#### Supplied information ####
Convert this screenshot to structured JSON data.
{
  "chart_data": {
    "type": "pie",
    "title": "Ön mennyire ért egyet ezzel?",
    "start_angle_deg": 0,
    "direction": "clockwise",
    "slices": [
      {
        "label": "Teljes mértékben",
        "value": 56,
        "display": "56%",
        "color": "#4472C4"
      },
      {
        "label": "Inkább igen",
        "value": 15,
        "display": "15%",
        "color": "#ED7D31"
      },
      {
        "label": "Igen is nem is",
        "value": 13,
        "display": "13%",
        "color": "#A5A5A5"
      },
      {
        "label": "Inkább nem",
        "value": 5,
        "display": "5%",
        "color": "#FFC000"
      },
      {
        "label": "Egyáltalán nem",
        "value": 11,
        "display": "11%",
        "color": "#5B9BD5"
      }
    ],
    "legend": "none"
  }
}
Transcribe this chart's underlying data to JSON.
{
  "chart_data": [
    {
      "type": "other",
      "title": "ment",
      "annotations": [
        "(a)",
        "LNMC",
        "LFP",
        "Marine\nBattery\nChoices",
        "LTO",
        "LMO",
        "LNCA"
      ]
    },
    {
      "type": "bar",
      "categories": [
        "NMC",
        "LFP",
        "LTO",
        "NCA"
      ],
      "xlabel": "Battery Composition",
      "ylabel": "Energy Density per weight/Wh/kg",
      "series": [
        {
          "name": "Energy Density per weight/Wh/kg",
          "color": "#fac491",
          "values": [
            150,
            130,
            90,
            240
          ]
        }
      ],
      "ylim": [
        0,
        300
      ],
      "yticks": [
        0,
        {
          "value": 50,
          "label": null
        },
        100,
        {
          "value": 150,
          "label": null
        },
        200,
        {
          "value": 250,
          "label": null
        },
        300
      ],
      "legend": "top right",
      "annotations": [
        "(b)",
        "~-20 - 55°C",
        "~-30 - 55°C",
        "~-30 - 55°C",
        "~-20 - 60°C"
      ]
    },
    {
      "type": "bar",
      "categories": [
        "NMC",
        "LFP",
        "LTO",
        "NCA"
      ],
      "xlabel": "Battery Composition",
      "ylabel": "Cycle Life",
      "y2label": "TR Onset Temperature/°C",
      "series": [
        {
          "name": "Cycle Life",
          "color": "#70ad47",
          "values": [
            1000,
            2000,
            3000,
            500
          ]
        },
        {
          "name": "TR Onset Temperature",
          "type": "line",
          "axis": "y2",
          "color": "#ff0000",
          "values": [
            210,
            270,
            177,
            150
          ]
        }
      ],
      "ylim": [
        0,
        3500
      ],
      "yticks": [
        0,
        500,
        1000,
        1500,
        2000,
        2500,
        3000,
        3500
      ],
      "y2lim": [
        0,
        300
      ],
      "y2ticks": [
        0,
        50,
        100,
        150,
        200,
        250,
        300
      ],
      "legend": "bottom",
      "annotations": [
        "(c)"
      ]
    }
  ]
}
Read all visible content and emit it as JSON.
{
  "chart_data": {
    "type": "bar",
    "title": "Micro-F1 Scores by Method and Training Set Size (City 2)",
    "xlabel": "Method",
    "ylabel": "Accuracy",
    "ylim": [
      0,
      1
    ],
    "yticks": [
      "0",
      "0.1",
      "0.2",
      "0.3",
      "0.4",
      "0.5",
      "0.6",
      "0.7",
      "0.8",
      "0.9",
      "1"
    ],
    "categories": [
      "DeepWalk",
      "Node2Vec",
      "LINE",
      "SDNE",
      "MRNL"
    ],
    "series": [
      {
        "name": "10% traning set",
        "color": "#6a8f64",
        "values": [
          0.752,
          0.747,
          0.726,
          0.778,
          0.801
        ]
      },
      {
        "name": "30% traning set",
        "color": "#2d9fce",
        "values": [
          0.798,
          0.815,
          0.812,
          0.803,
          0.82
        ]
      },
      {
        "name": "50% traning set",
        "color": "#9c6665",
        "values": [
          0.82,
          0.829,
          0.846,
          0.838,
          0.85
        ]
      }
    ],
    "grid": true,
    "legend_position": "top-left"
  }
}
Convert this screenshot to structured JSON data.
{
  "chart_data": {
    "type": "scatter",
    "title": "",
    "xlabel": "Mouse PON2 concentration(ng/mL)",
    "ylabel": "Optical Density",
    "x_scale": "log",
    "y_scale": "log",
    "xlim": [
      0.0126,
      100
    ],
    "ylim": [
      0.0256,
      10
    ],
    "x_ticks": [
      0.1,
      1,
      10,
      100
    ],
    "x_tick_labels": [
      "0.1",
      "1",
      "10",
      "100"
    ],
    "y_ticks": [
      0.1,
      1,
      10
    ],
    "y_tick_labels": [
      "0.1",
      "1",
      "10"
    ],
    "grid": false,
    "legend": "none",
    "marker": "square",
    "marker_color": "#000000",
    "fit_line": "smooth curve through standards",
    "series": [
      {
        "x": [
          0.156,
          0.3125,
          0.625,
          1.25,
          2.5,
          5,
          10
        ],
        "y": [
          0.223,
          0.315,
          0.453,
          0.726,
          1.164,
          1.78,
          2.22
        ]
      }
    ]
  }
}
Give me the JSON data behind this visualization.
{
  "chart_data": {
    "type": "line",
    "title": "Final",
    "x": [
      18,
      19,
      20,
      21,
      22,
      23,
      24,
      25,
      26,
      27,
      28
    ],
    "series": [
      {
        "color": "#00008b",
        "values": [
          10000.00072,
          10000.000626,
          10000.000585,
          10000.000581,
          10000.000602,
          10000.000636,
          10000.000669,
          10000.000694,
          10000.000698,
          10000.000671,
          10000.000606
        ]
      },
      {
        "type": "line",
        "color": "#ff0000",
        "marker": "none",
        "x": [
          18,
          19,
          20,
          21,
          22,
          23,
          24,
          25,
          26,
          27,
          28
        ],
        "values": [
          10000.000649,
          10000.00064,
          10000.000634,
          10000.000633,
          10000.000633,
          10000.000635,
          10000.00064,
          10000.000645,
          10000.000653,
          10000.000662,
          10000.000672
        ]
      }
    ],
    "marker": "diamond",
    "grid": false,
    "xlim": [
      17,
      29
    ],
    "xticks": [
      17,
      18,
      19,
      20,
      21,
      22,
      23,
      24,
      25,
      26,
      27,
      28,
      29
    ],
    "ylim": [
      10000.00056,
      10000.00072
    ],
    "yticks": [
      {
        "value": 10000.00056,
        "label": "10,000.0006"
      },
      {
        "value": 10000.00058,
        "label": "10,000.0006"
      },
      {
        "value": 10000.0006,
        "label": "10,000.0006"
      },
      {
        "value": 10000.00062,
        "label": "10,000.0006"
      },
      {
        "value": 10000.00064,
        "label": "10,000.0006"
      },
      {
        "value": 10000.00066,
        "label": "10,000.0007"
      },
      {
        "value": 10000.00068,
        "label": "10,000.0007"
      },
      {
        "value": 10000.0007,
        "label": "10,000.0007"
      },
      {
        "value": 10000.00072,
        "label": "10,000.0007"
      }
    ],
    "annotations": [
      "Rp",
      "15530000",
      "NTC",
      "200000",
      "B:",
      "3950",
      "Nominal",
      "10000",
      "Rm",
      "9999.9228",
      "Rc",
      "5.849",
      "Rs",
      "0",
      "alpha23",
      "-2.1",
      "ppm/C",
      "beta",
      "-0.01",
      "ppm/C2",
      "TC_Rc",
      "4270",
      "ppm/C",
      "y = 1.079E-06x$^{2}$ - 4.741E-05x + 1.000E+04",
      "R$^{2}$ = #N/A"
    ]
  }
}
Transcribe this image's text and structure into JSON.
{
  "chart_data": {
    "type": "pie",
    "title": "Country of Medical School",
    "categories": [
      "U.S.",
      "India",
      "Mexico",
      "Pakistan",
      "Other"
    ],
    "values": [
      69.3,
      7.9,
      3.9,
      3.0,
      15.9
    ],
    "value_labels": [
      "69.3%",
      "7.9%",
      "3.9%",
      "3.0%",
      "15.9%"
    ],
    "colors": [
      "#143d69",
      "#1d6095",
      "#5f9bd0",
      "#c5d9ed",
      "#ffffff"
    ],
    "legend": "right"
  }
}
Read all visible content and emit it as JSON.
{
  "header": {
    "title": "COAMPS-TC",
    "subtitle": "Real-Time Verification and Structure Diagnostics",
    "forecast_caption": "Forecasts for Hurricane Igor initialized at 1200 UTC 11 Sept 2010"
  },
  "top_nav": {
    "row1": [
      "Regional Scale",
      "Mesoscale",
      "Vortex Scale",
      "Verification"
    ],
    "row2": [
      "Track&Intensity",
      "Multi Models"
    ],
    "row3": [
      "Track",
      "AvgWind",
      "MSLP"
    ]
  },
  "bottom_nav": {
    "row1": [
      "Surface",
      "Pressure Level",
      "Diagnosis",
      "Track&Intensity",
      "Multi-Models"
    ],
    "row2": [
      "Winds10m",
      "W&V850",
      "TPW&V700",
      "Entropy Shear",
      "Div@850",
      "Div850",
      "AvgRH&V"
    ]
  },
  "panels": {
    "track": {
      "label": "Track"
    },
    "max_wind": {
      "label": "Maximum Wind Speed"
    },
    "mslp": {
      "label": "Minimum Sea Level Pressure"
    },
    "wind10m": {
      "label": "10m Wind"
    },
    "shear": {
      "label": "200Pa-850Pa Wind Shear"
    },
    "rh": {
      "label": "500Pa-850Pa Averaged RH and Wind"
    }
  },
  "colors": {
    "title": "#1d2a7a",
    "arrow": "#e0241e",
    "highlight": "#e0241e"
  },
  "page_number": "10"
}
####
Given problem:
Go through the records. Copy each line where "xlabel" appears.

Result for this task:
      "xlabel": "Battery Composition",
      "xlabel": "Battery Composition",
    "xlabel": "Method",
    "xlabel": "Mouse PON2 concentration(ng/mL)",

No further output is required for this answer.